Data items
▬▬▬▬▬▬

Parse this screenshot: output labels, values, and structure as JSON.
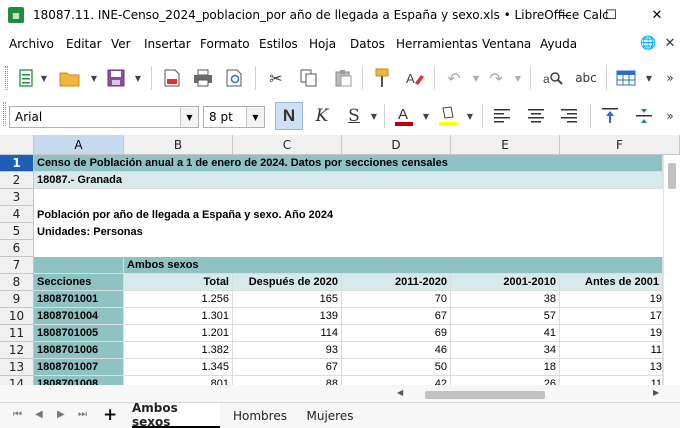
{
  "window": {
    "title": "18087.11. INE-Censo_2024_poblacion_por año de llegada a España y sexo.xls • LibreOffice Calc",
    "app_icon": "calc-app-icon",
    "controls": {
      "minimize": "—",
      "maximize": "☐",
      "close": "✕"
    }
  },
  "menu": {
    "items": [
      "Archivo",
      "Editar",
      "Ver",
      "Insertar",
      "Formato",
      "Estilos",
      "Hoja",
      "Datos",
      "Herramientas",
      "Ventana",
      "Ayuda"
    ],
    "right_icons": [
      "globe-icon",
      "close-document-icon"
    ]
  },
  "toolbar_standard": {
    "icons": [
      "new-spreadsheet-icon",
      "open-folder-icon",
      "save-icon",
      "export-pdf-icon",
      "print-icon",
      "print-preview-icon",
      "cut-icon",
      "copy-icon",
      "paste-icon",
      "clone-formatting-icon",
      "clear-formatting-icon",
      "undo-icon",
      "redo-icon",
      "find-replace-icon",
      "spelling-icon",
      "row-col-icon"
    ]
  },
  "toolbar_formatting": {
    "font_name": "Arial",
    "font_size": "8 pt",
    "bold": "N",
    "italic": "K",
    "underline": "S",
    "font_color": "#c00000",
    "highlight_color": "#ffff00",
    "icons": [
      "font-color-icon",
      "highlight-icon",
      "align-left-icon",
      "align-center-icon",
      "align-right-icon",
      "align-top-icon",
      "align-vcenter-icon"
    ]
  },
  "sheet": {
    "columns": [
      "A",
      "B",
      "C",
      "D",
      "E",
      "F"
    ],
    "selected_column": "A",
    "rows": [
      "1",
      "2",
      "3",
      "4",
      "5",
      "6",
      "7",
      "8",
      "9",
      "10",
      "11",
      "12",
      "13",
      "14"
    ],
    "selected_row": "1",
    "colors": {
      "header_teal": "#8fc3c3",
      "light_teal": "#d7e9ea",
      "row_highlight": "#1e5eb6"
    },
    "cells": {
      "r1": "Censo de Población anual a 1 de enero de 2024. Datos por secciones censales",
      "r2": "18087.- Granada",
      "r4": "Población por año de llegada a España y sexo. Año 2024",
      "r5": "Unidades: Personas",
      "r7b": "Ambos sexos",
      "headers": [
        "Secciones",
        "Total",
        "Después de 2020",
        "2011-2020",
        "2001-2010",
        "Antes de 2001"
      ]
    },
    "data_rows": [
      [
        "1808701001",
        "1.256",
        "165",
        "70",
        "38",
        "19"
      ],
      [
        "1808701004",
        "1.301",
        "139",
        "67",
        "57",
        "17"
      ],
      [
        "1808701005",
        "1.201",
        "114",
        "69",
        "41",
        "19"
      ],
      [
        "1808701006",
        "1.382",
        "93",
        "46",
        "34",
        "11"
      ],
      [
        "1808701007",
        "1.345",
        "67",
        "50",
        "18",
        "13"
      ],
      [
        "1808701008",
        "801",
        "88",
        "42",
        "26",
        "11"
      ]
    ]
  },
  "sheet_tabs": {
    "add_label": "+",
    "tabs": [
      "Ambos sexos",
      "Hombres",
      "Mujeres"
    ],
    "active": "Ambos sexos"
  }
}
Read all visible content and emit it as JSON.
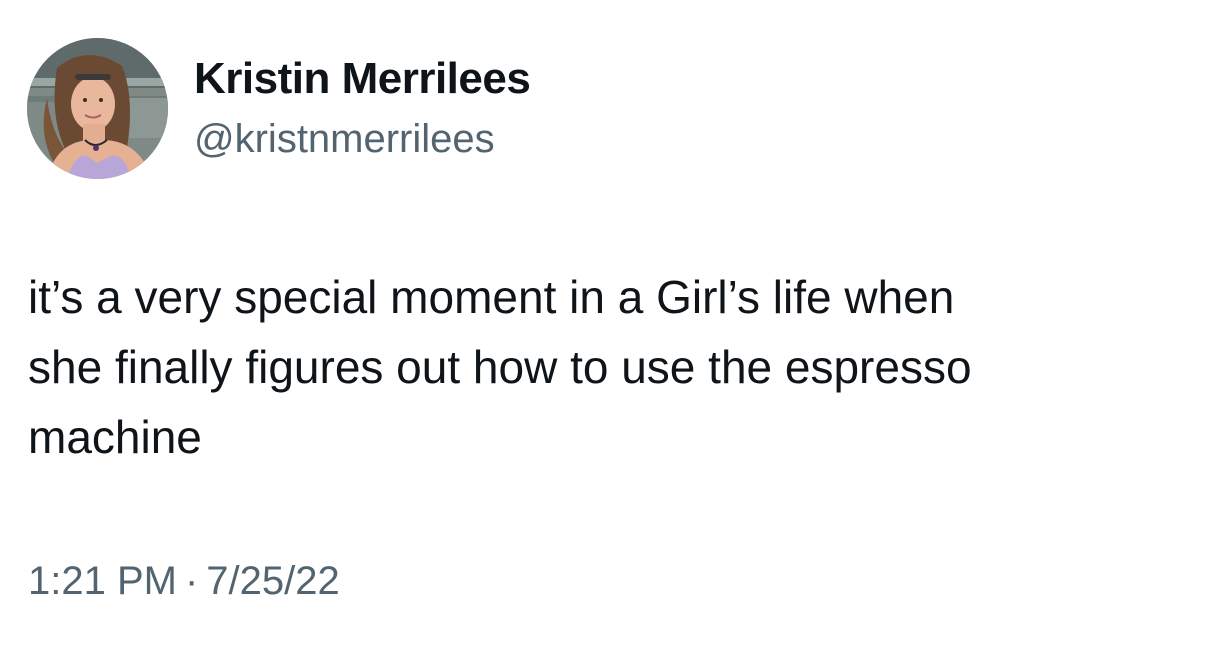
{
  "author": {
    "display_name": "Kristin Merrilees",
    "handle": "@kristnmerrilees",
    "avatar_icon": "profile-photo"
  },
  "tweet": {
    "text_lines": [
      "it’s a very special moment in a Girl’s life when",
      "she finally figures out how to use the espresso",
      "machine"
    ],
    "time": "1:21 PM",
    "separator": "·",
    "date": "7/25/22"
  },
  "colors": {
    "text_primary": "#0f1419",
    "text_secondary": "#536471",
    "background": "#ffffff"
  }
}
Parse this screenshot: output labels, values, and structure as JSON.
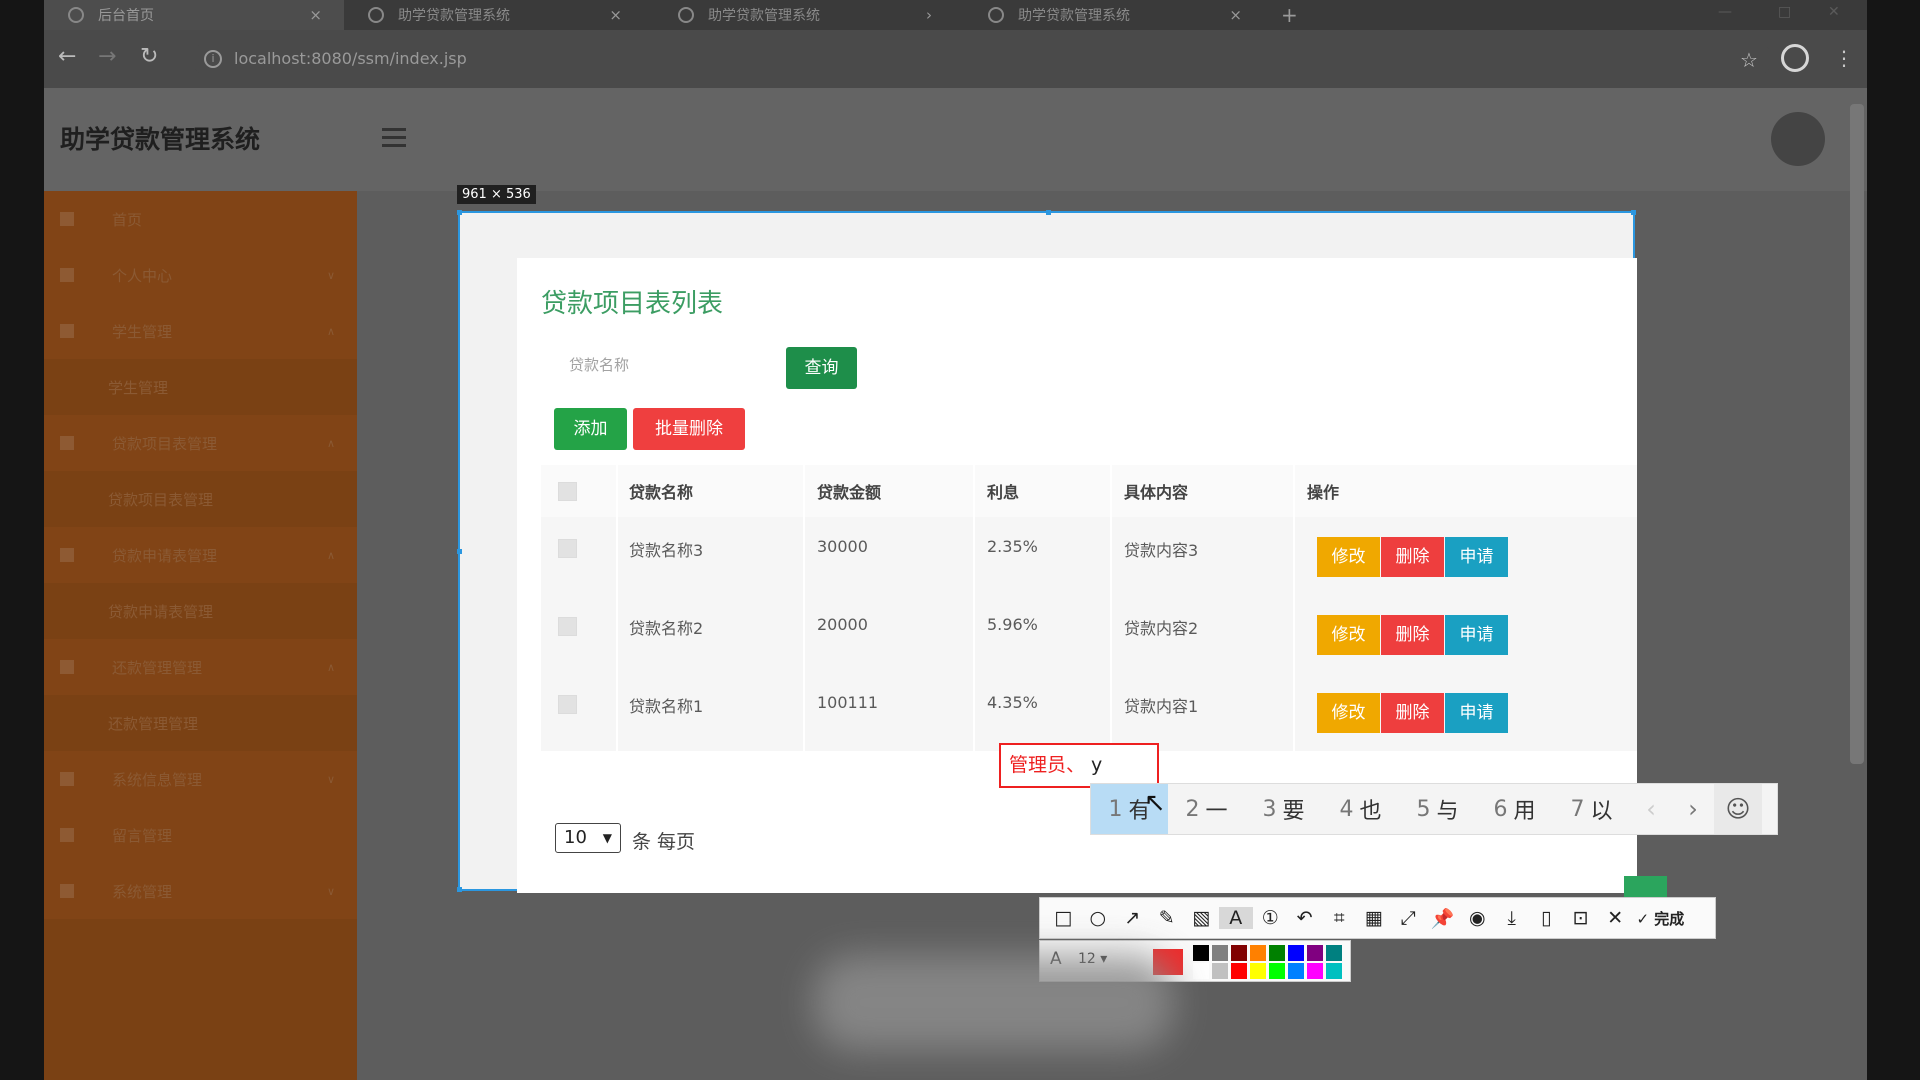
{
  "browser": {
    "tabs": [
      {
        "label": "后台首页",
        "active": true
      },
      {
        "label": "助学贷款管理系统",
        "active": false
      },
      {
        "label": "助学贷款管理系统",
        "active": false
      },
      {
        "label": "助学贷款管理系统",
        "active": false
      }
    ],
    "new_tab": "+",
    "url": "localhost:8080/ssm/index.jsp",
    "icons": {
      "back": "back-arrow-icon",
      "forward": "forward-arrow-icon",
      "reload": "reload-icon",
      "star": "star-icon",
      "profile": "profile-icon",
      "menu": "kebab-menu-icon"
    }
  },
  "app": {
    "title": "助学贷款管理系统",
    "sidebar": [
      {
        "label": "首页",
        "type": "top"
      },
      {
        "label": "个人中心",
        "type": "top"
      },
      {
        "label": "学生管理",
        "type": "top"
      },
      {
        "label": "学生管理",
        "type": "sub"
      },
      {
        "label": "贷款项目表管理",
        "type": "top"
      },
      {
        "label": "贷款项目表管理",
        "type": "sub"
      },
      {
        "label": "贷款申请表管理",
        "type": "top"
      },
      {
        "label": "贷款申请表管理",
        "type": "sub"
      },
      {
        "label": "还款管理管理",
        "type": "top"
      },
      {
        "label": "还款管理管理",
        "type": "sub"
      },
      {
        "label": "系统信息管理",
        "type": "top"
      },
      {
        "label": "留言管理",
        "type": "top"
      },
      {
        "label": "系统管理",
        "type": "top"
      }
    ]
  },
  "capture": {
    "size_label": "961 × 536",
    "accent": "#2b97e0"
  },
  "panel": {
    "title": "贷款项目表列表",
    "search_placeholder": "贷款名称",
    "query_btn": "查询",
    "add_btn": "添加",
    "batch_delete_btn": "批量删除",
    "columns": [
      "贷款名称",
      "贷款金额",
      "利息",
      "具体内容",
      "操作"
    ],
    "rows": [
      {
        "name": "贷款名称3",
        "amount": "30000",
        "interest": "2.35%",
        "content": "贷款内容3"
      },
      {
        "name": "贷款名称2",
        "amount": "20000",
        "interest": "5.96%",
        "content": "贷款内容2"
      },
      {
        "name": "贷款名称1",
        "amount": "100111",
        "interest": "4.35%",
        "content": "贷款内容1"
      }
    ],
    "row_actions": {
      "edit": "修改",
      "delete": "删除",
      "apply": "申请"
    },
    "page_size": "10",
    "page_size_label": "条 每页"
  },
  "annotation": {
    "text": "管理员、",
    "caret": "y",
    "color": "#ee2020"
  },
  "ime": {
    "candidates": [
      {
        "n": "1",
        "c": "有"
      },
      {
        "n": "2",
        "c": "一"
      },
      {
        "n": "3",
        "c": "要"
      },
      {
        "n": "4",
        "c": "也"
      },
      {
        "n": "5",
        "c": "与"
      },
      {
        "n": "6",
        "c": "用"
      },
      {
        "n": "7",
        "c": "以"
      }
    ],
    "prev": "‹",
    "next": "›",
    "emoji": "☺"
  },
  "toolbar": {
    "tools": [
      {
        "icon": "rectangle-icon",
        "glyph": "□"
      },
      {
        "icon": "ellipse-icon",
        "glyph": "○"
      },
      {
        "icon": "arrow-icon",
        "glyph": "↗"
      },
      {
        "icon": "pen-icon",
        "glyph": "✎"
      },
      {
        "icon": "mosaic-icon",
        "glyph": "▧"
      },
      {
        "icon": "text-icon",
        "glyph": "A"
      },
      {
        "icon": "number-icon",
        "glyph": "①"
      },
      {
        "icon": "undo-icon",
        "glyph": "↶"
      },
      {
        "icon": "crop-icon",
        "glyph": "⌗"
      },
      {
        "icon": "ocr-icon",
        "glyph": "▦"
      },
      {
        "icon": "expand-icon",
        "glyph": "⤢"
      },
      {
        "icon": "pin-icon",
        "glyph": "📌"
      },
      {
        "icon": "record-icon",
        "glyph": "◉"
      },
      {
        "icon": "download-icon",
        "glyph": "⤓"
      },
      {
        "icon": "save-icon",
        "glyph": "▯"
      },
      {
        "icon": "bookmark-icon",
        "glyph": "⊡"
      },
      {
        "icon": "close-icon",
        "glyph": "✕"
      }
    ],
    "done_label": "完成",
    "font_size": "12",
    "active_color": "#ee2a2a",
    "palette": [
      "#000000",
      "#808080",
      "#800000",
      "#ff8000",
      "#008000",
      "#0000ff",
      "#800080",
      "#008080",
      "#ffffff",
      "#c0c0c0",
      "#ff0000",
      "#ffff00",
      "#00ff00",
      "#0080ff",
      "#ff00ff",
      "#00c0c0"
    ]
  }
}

▬▬▬▬▬▬

Search the lines for "align". Copy each line that has it.

## The answer
      "align-left-icon",
      "align-center-icon",
      "align-right-icon",
      "align-top-icon",
      "align-vcenter-icon"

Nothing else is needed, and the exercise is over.